## Records to use:
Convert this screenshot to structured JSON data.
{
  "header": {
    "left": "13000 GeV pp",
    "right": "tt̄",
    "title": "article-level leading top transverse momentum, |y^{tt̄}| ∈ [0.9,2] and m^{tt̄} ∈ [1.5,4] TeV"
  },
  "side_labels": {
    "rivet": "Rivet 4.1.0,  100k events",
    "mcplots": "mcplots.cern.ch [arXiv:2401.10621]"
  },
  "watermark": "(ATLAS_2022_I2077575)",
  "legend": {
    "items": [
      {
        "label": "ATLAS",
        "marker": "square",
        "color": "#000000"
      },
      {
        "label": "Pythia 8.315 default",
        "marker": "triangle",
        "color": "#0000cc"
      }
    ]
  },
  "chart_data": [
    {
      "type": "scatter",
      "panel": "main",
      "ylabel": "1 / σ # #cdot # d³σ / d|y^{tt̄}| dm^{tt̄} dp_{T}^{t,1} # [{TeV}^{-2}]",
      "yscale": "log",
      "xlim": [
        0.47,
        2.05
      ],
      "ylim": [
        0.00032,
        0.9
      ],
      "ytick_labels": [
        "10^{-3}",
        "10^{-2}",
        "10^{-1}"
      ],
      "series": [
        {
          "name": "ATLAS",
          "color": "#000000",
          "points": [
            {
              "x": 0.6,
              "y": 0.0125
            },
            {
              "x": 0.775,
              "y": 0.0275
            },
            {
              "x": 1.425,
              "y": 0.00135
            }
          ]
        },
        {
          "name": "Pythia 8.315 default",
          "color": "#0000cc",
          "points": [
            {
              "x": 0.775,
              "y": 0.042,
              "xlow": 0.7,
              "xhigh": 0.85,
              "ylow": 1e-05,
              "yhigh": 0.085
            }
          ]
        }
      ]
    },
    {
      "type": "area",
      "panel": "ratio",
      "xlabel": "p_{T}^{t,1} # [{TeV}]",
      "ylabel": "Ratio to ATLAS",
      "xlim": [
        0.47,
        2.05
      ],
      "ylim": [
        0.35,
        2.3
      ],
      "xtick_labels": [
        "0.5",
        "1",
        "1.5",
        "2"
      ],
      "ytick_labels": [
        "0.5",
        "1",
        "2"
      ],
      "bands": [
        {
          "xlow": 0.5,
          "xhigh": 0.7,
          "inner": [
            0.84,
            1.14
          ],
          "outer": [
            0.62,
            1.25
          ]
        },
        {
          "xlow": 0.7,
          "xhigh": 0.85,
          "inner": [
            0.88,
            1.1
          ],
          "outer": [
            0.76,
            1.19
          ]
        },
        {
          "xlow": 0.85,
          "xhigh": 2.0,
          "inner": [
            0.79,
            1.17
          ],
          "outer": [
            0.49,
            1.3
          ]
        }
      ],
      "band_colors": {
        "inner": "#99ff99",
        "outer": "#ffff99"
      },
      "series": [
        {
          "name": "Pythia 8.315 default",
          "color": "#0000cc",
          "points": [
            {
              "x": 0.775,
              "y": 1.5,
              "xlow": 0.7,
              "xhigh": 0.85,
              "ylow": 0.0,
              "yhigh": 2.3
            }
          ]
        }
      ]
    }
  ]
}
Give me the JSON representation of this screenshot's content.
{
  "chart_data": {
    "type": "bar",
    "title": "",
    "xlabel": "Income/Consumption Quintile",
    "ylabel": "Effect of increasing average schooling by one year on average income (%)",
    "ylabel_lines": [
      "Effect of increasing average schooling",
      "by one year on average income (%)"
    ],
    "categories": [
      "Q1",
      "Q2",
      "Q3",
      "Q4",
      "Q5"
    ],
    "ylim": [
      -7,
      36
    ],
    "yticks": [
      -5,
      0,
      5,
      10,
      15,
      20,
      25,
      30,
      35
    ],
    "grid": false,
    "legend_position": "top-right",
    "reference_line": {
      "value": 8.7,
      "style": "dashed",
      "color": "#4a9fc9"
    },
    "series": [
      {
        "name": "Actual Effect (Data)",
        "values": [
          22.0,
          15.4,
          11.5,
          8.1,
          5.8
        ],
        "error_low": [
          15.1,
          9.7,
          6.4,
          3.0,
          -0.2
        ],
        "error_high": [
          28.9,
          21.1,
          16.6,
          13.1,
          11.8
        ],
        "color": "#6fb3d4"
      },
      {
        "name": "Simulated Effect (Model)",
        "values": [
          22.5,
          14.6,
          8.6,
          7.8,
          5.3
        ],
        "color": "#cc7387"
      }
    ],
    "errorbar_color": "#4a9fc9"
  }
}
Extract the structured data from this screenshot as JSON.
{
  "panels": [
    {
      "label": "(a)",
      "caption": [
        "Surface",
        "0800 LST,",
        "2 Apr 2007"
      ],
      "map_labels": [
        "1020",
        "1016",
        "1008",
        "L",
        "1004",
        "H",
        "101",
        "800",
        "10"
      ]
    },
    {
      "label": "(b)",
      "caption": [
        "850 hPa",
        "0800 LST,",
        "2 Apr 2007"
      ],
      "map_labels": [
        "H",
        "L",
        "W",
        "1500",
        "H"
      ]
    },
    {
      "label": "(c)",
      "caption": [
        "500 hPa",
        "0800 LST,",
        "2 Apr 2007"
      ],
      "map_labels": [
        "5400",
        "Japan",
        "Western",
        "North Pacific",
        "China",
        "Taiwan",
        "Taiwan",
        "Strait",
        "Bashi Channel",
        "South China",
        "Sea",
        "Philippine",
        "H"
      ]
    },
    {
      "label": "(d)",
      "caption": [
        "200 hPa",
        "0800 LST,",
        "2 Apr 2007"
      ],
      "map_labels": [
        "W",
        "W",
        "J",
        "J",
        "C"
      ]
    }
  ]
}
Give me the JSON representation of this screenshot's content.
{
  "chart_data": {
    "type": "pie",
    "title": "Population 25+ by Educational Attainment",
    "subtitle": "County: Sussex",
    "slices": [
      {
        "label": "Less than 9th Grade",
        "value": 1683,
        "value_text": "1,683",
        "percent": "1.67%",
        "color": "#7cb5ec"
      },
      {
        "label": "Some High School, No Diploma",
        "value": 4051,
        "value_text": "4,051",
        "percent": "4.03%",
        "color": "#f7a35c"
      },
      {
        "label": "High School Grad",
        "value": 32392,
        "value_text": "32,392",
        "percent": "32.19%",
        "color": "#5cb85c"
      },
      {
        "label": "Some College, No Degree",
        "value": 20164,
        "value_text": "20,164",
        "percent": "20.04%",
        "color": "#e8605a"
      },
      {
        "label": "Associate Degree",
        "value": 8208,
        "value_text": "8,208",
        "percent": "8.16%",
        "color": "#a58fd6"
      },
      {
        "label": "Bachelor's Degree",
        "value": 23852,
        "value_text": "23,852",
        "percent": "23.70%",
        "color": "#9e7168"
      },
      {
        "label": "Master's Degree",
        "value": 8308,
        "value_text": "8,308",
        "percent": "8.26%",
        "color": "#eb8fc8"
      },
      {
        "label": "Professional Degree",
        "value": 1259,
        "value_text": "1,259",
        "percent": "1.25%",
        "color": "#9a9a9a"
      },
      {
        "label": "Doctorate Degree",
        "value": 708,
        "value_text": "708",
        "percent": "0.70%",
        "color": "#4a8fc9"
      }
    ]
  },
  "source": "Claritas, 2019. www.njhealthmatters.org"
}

## Work to do:
Return all lines with the word "type" in them.

## Output for this exercise:
      "type": "scatter",
      "type": "area",
    "type": "bar",
    "type": "pie",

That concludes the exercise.